| OBJECTIVE |
Write out every entry exactly as given, but omit the pictures.

| RECORDS TO USE |
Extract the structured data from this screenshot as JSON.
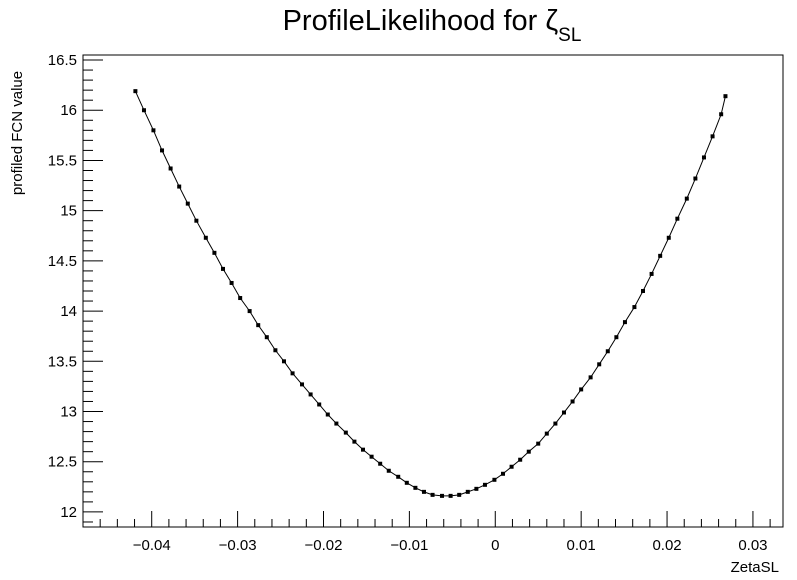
{
  "chart_data": {
    "type": "line",
    "title": "ProfileLikelihood for ",
    "title_symbol": "ζ",
    "title_subscript": "SL",
    "xlabel": "ZetaSL",
    "ylabel": "profiled FCN value",
    "xlim": [
      -0.048,
      0.0335
    ],
    "ylim": [
      11.85,
      16.55
    ],
    "x_ticks": [
      -0.04,
      -0.03,
      -0.02,
      -0.01,
      0,
      0.01,
      0.02,
      0.03
    ],
    "x_tick_labels": [
      "−0.04",
      "−0.03",
      "−0.02",
      "−0.01",
      "0",
      "0.01",
      "0.02",
      "0.03"
    ],
    "y_ticks": [
      12,
      12.5,
      13,
      13.5,
      14,
      14.5,
      15,
      15.5,
      16,
      16.5
    ],
    "y_tick_labels": [
      "12",
      "12.5",
      "13",
      "13.5",
      "14",
      "14.5",
      "15",
      "15.5",
      "16",
      "16.5"
    ],
    "grid": false,
    "marker": "square",
    "series": [
      {
        "x": [
          -0.0419,
          -0.0409,
          -0.0398,
          -0.0388,
          -0.0378,
          -0.0368,
          -0.0358,
          -0.0348,
          -0.0337,
          -0.0327,
          -0.0317,
          -0.0307,
          -0.0297,
          -0.0286,
          -0.0276,
          -0.0266,
          -0.0256,
          -0.0246,
          -0.0236,
          -0.0225,
          -0.0215,
          -0.0205,
          -0.0195,
          -0.0185,
          -0.0174,
          -0.0164,
          -0.0154,
          -0.0144,
          -0.0134,
          -0.0124,
          -0.0113,
          -0.0103,
          -0.0093,
          -0.0083,
          -0.0073,
          -0.0062,
          -0.0052,
          -0.0042,
          -0.0032,
          -0.0022,
          -0.0012,
          -0.0001,
          0.0009,
          0.0019,
          0.0029,
          0.0039,
          0.005,
          0.006,
          0.007,
          0.008,
          0.009,
          0.01,
          0.0111,
          0.0121,
          0.0131,
          0.0141,
          0.0151,
          0.0162,
          0.0172,
          0.0182,
          0.0192,
          0.0202,
          0.0212,
          0.0223,
          0.0233,
          0.0243,
          0.0253,
          0.0263,
          0.0268
        ],
        "y": [
          16.19,
          16.0,
          15.8,
          15.6,
          15.42,
          15.24,
          15.07,
          14.9,
          14.73,
          14.58,
          14.42,
          14.28,
          14.13,
          14.0,
          13.86,
          13.74,
          13.61,
          13.5,
          13.38,
          13.27,
          13.17,
          13.07,
          12.97,
          12.88,
          12.79,
          12.7,
          12.62,
          12.55,
          12.48,
          12.41,
          12.35,
          12.29,
          12.24,
          12.2,
          12.17,
          12.16,
          12.16,
          12.17,
          12.2,
          12.23,
          12.27,
          12.32,
          12.38,
          12.45,
          12.52,
          12.6,
          12.68,
          12.78,
          12.88,
          12.99,
          13.1,
          13.22,
          13.34,
          13.47,
          13.6,
          13.74,
          13.89,
          14.04,
          14.2,
          14.37,
          14.55,
          14.73,
          14.92,
          15.12,
          15.32,
          15.53,
          15.74,
          15.96,
          16.14
        ]
      }
    ]
  }
}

| SOLVED PROBLEM |
Extract the structured data from this screenshot as JSON.
{
  "chart_data": {
    "type": "line",
    "title": "ProfileLikelihood for ",
    "title_symbol": "ζ",
    "title_subscript": "SL",
    "xlabel": "ZetaSL",
    "ylabel": "profiled FCN value",
    "xlim": [
      -0.048,
      0.0335
    ],
    "ylim": [
      11.85,
      16.55
    ],
    "x_ticks": [
      -0.04,
      -0.03,
      -0.02,
      -0.01,
      0,
      0.01,
      0.02,
      0.03
    ],
    "x_tick_labels": [
      "−0.04",
      "−0.03",
      "−0.02",
      "−0.01",
      "0",
      "0.01",
      "0.02",
      "0.03"
    ],
    "y_ticks": [
      12,
      12.5,
      13,
      13.5,
      14,
      14.5,
      15,
      15.5,
      16,
      16.5
    ],
    "y_tick_labels": [
      "12",
      "12.5",
      "13",
      "13.5",
      "14",
      "14.5",
      "15",
      "15.5",
      "16",
      "16.5"
    ],
    "grid": false,
    "marker": "square",
    "series": [
      {
        "x": [
          -0.0419,
          -0.0409,
          -0.0398,
          -0.0388,
          -0.0378,
          -0.0368,
          -0.0358,
          -0.0348,
          -0.0337,
          -0.0327,
          -0.0317,
          -0.0307,
          -0.0297,
          -0.0286,
          -0.0276,
          -0.0266,
          -0.0256,
          -0.0246,
          -0.0236,
          -0.0225,
          -0.0215,
          -0.0205,
          -0.0195,
          -0.0185,
          -0.0174,
          -0.0164,
          -0.0154,
          -0.0144,
          -0.0134,
          -0.0124,
          -0.0113,
          -0.0103,
          -0.0093,
          -0.0083,
          -0.0073,
          -0.0062,
          -0.0052,
          -0.0042,
          -0.0032,
          -0.0022,
          -0.0012,
          -0.0001,
          0.0009,
          0.0019,
          0.0029,
          0.0039,
          0.005,
          0.006,
          0.007,
          0.008,
          0.009,
          0.01,
          0.0111,
          0.0121,
          0.0131,
          0.0141,
          0.0151,
          0.0162,
          0.0172,
          0.0182,
          0.0192,
          0.0202,
          0.0212,
          0.0223,
          0.0233,
          0.0243,
          0.0253,
          0.0263,
          0.0268
        ],
        "y": [
          16.19,
          16.0,
          15.8,
          15.6,
          15.42,
          15.24,
          15.07,
          14.9,
          14.73,
          14.58,
          14.42,
          14.28,
          14.13,
          14.0,
          13.86,
          13.74,
          13.61,
          13.5,
          13.38,
          13.27,
          13.17,
          13.07,
          12.97,
          12.88,
          12.79,
          12.7,
          12.62,
          12.55,
          12.48,
          12.41,
          12.35,
          12.29,
          12.24,
          12.2,
          12.17,
          12.16,
          12.16,
          12.17,
          12.2,
          12.23,
          12.27,
          12.32,
          12.38,
          12.45,
          12.52,
          12.6,
          12.68,
          12.78,
          12.88,
          12.99,
          13.1,
          13.22,
          13.34,
          13.47,
          13.6,
          13.74,
          13.89,
          14.04,
          14.2,
          14.37,
          14.55,
          14.73,
          14.92,
          15.12,
          15.32,
          15.53,
          15.74,
          15.96,
          16.14
        ]
      }
    ]
  }
}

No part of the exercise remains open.